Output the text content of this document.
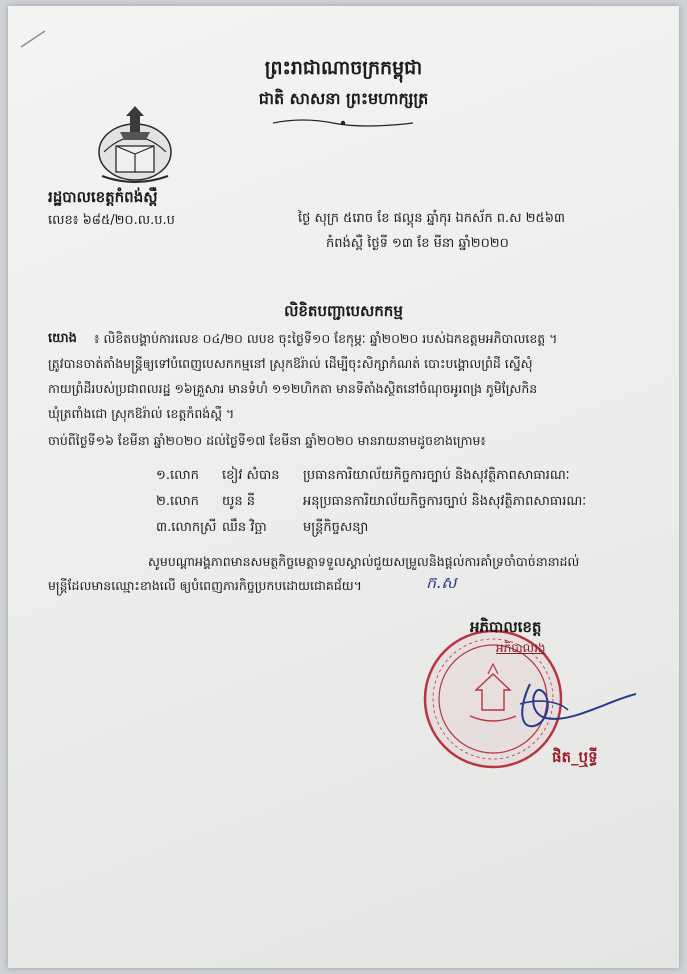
ព្រះរាជាណាចក្រកម្ពុជា
ជាតិ សាសនា ព្រះមហាក្សត្រ
រដ្ឋបាលខេត្តកំពង់ស្ពឺ
លេខ៖ ៦៨៥/២០.ល.ប.ប	ថ្ងៃ សុក្រ ៥រោច ខែ ផល្គុន ឆ្នាំកុរ ឯកស័ក ព.ស ២៥៦៣
កំពង់ស្ពឺ ថ្ងៃទី ១៣ ខែ មីនា ឆ្នាំ២០២០
លិខិតបញ្ជាបេសកកម្ម
យោង ៖ លិខិតបង្គាប់ការលេខ ០៤/២០ លបខ ចុះថ្ងៃទី១០ ខែកុម្ភៈ ឆ្នាំ២០២០ របស់ឯកឧត្តមអភិបាលខេត្ត ។
ត្រូវបានចាត់តាំងមន្ត្រីឲ្យទៅបំពេញបេសកកម្មនៅ ស្រុកឱរ៉ាល់ ដើម្បីចុះសិក្សាកំណត់ បោះបង្គោលព្រំដី ស្នើសុំ
កាយព្រំដីរបស់ប្រជាពលរដ្ឋ ១៦គ្រួសារ មានទំហំ ១១២ហិកតា មានទីតាំងស្ថិតនៅចំណុចអូរពង្រ ភូមិស្រែកិន
ឃុំត្រពាំងជោ ស្រុកឱរ៉ាល់ ខេត្តកំពង់ស្ពឺ ។
ចាប់ពីថ្ងៃទី១៦ ខែមីនា ឆ្នាំ២០២០ ដល់ថ្ងៃទី១៧ ខែមីនា ឆ្នាំ២០២០ មានរាយនាមដូចខាងក្រោម៖
១.លោក ខៀវ សំបាន ប្រធានការិយាល័យកិច្ចការច្បាប់ និងសុវត្ថិភាពសាធារណៈ
២.លោក យូន នី	អនុប្រធានការិយាល័យកិច្ចការច្បាប់ និងសុវត្ថិភាពសាធារណៈ
៣.លោកស្រី ឈឹន វិច្ឆា	មន្ត្រីកិច្ចសន្យា
សូមបណ្តាអង្គភាពមានសមត្ថកិច្ចមេត្តាទទួលស្គាល់ជួយសម្រួលនិងផ្តល់ការគាំទ្រចាំបាច់នានាដល់
មន្ត្រីដែលមានឈ្មោះខាងលើ ឲ្យបំពេញភារកិច្ចប្រកបដោយជោគជ័យ។	ក.ស
អភិបាលខេត្ត
អភិបាលរង
ផិត_ឬទ្ធី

■ JOB ■
Which lines in the data above contain "សកកម"? Show each one.

■ COMPLETE ANSWER ■
លិខិតបញ្ជាបេសកកម្ម
ត្រូវបានចាត់តាំងមន្ត្រីឲ្យទៅបំពេញបេសកកម្មនៅ ស្រុកឱរ៉ាល់ ដើម្បីចុះសិក្សាកំណត់ បោះបង្គោលព្រំដី ស្នើសុំ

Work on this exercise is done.